### Exercise brief
Transcribe the records in full, keeping every character as it is.

···

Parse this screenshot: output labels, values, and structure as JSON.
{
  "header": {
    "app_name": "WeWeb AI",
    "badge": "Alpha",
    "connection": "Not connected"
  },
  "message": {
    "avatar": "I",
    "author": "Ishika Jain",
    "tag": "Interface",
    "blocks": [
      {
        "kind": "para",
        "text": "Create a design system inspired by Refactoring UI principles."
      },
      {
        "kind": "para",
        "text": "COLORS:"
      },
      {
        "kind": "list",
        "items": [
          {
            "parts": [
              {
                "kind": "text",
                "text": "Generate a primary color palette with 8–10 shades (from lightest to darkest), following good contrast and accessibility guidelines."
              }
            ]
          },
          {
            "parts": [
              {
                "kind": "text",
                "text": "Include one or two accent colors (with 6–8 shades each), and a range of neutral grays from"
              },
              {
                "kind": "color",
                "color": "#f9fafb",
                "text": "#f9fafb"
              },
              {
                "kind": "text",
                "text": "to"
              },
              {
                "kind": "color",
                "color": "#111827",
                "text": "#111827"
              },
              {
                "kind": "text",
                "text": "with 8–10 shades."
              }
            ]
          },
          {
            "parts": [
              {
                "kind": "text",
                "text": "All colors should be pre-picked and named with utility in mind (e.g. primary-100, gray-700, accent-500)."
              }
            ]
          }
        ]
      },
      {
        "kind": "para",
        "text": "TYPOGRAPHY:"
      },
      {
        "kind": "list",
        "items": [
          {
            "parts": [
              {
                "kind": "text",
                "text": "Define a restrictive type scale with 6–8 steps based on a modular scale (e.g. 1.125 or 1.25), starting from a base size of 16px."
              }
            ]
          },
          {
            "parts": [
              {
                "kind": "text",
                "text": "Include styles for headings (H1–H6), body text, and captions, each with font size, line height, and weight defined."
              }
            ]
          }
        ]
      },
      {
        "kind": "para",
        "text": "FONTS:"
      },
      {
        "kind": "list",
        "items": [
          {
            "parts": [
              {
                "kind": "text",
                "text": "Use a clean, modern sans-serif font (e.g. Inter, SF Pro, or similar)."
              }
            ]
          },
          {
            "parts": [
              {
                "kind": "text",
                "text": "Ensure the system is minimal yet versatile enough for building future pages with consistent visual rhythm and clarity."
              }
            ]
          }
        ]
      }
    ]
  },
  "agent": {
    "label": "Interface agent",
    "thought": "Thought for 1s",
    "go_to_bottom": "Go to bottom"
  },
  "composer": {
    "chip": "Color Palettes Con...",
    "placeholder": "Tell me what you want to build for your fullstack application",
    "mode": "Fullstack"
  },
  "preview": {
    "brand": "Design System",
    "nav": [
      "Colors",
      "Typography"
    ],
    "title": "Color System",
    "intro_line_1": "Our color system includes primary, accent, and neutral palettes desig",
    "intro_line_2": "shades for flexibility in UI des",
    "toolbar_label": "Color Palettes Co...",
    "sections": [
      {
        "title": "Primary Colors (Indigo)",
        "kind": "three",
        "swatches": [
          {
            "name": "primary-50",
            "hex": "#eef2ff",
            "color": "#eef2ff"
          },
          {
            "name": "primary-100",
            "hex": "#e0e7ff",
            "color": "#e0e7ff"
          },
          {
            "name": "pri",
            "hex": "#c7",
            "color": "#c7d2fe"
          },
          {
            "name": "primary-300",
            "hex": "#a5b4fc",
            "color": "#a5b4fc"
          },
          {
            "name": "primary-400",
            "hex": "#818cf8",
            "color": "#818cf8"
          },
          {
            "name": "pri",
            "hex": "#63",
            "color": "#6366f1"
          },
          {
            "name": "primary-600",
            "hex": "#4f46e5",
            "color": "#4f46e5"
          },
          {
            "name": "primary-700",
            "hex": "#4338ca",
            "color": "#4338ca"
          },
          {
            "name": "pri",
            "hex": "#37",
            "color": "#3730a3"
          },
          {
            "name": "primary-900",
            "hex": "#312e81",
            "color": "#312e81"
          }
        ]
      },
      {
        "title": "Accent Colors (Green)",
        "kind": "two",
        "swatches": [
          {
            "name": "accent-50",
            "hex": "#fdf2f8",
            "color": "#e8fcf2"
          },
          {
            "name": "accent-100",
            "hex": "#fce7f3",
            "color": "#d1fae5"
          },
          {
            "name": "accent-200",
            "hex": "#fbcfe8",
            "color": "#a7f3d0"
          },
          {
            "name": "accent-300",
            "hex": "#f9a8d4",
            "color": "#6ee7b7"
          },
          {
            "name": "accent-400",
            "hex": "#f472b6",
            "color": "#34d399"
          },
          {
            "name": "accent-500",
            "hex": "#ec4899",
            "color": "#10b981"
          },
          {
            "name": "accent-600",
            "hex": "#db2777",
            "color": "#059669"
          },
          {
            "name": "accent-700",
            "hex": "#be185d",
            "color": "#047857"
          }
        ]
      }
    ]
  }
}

···

### Finished task
Parse this screenshot: output labels, values, and structure as JSON.
{
  "header": {
    "app_name": "WeWeb AI",
    "badge": "Alpha",
    "connection": "Not connected"
  },
  "message": {
    "avatar": "I",
    "author": "Ishika Jain",
    "tag": "Interface",
    "blocks": [
      {
        "kind": "para",
        "text": "Create a design system inspired by Refactoring UI principles."
      },
      {
        "kind": "para",
        "text": "COLORS:"
      },
      {
        "kind": "list",
        "items": [
          {
            "parts": [
              {
                "kind": "text",
                "text": "Generate a primary color palette with 8–10 shades (from lightest to darkest), following good contrast and accessibility guidelines."
              }
            ]
          },
          {
            "parts": [
              {
                "kind": "text",
                "text": "Include one or two accent colors (with 6–8 shades each), and a range of neutral grays from"
              },
              {
                "kind": "color",
                "color": "#f9fafb",
                "text": "#f9fafb"
              },
              {
                "kind": "text",
                "text": "to"
              },
              {
                "kind": "color",
                "color": "#111827",
                "text": "#111827"
              },
              {
                "kind": "text",
                "text": "with 8–10 shades."
              }
            ]
          },
          {
            "parts": [
              {
                "kind": "text",
                "text": "All colors should be pre-picked and named with utility in mind (e.g. primary-100, gray-700, accent-500)."
              }
            ]
          }
        ]
      },
      {
        "kind": "para",
        "text": "TYPOGRAPHY:"
      },
      {
        "kind": "list",
        "items": [
          {
            "parts": [
              {
                "kind": "text",
                "text": "Define a restrictive type scale with 6–8 steps based on a modular scale (e.g. 1.125 or 1.25), starting from a base size of 16px."
              }
            ]
          },
          {
            "parts": [
              {
                "kind": "text",
                "text": "Include styles for headings (H1–H6), body text, and captions, each with font size, line height, and weight defined."
              }
            ]
          }
        ]
      },
      {
        "kind": "para",
        "text": "FONTS:"
      },
      {
        "kind": "list",
        "items": [
          {
            "parts": [
              {
                "kind": "text",
                "text": "Use a clean, modern sans-serif font (e.g. Inter, SF Pro, or similar)."
              }
            ]
          },
          {
            "parts": [
              {
                "kind": "text",
                "text": "Ensure the system is minimal yet versatile enough for building future pages with consistent visual rhythm and clarity."
              }
            ]
          }
        ]
      }
    ]
  },
  "agent": {
    "label": "Interface agent",
    "thought": "Thought for 1s",
    "go_to_bottom": "Go to bottom"
  },
  "composer": {
    "chip": "Color Palettes Con...",
    "placeholder": "Tell me what you want to build for your fullstack application",
    "mode": "Fullstack"
  },
  "preview": {
    "brand": "Design System",
    "nav": [
      "Colors",
      "Typography"
    ],
    "title": "Color System",
    "intro_line_1": "Our color system includes primary, accent, and neutral palettes desig",
    "intro_line_2": "shades for flexibility in UI des",
    "toolbar_label": "Color Palettes Co...",
    "sections": [
      {
        "title": "Primary Colors (Indigo)",
        "kind": "three",
        "swatches": [
          {
            "name": "primary-50",
            "hex": "#eef2ff",
            "color": "#eef2ff"
          },
          {
            "name": "primary-100",
            "hex": "#e0e7ff",
            "color": "#e0e7ff"
          },
          {
            "name": "pri",
            "hex": "#c7",
            "color": "#c7d2fe"
          },
          {
            "name": "primary-300",
            "hex": "#a5b4fc",
            "color": "#a5b4fc"
          },
          {
            "name": "primary-400",
            "hex": "#818cf8",
            "color": "#818cf8"
          },
          {
            "name": "pri",
            "hex": "#63",
            "color": "#6366f1"
          },
          {
            "name": "primary-600",
            "hex": "#4f46e5",
            "color": "#4f46e5"
          },
          {
            "name": "primary-700",
            "hex": "#4338ca",
            "color": "#4338ca"
          },
          {
            "name": "pri",
            "hex": "#37",
            "color": "#3730a3"
          },
          {
            "name": "primary-900",
            "hex": "#312e81",
            "color": "#312e81"
          }
        ]
      },
      {
        "title": "Accent Colors (Green)",
        "kind": "two",
        "swatches": [
          {
            "name": "accent-50",
            "hex": "#fdf2f8",
            "color": "#e8fcf2"
          },
          {
            "name": "accent-100",
            "hex": "#fce7f3",
            "color": "#d1fae5"
          },
          {
            "name": "accent-200",
            "hex": "#fbcfe8",
            "color": "#a7f3d0"
          },
          {
            "name": "accent-300",
            "hex": "#f9a8d4",
            "color": "#6ee7b7"
          },
          {
            "name": "accent-400",
            "hex": "#f472b6",
            "color": "#34d399"
          },
          {
            "name": "accent-500",
            "hex": "#ec4899",
            "color": "#10b981"
          },
          {
            "name": "accent-600",
            "hex": "#db2777",
            "color": "#059669"
          },
          {
            "name": "accent-700",
            "hex": "#be185d",
            "color": "#047857"
          }
        ]
      }
    ]
  }
}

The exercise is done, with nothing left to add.